Set exercise:
Your copy of the material below should match it exactly, except that it holds no pictures.

Stored records:
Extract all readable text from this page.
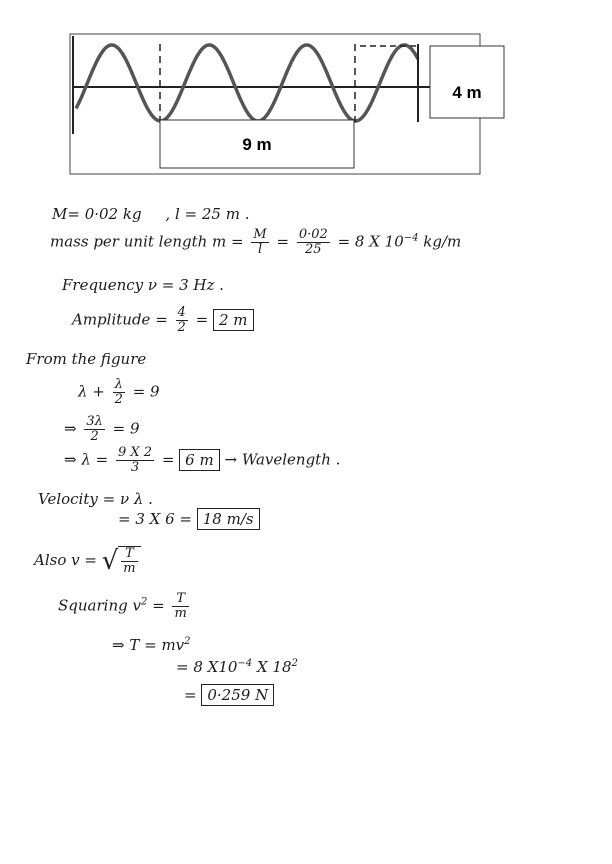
4 m
9 m
M= 0·02 kg , l = 25 m .
mass per unit length $m = \frac{M}{l} = \frac{0\cdot 02}{25} = 8$ X $10^{-4}$ kg/m
Frequency ν = 3 Hz .
Amplitude = $\frac{4}{2} = 2$ m
From the figure
$\lambda + \frac{\lambda}{2} = 9$
⇒ $\frac{3\lambda}{2} = 9$
⇒ $\lambda = \frac{9 X 2}{3} = 6$ m → Wavelength .
Velocity = ν λ .
= 3 X 6 = 18 m/s
Also v = √ $\frac{T}{m}$
Squaring $v^2 = \frac{T}{m}$
⇒ $T = mv^2$
= 8 $X10^{-4}$ X $18^2$
= 0·259 N
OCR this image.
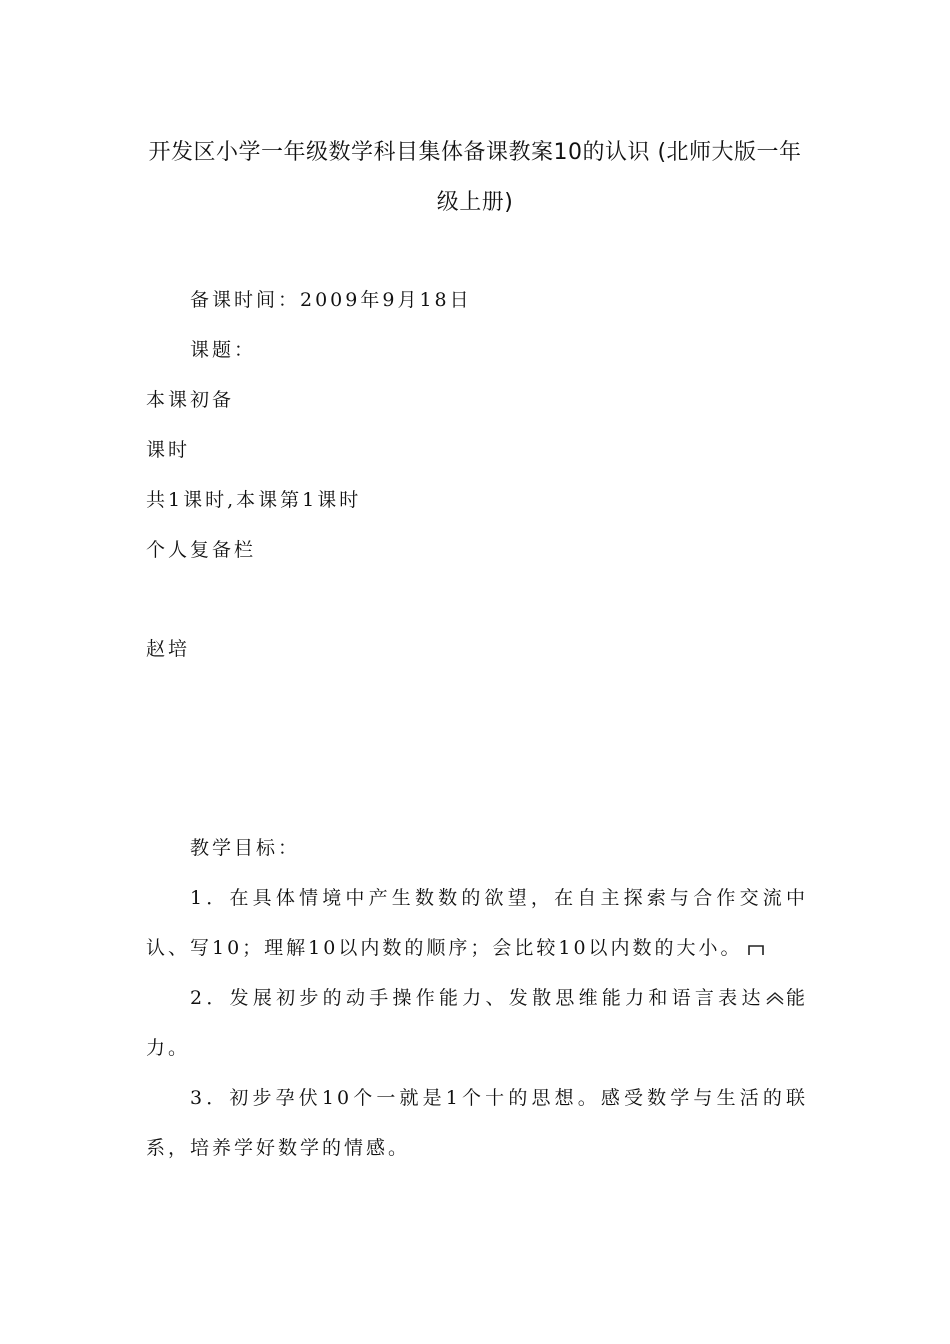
开发区小学一年级数学科目集体备课教案10的认识 (北师大版一年级上册)
备课时间：2009年9月18日
课题：
本课初备
课时
共1课时,本课第1课时
个人复备栏
赵培
教学目标：
1．在具体情境中产生数数的欲望，在自主探索与合作交流中认、写10；理解10以内数的顺序；会比较10以内数的大小。
2．发展初步的动手操作能力、发散思维能力和语言表达 能力。
3．初步孕伏10个一就是1个十的思想。感受数学与生活的联系，培养学好数学的情感。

Answer to this exercise:
Extract all readable text from this page.
4 m
9 m
M= 0·02 kg , l = 25 m .
mass per unit length $m = \frac{M}{l} = \frac{0\cdot 02}{25} = 8$ X $10^{-4}$ kg/m
Frequency ν = 3 Hz .
Amplitude = $\frac{4}{2} = 2$ m
From the figure
$\lambda + \frac{\lambda}{2} = 9$
⇒ $\frac{3\lambda}{2} = 9$
⇒ $\lambda = \frac{9 X 2}{3} = 6$ m → Wavelength .
Velocity = ν λ .
= 3 X 6 = 18 m/s
Also v = √ $\frac{T}{m}$
Squaring $v^2 = \frac{T}{m}$
⇒ $T = mv^2$
= 8 $X10^{-4}$ X $18^2$
= 0·259 N
OCR this image.
开发区小学一年级数学科目集体备课教案10的认识 (北师大版一年级上册)
备课时间：2009年9月18日
课题：
本课初备
课时
共1课时,本课第1课时
个人复备栏
赵培
教学目标：
1．在具体情境中产生数数的欲望，在自主探索与合作交流中认、写10；理解10以内数的顺序；会比较10以内数的大小。
2．发展初步的动手操作能力、发散思维能力和语言表达 能力。
3．初步孕伏10个一就是1个十的思想。感受数学与生活的联系，培养学好数学的情感。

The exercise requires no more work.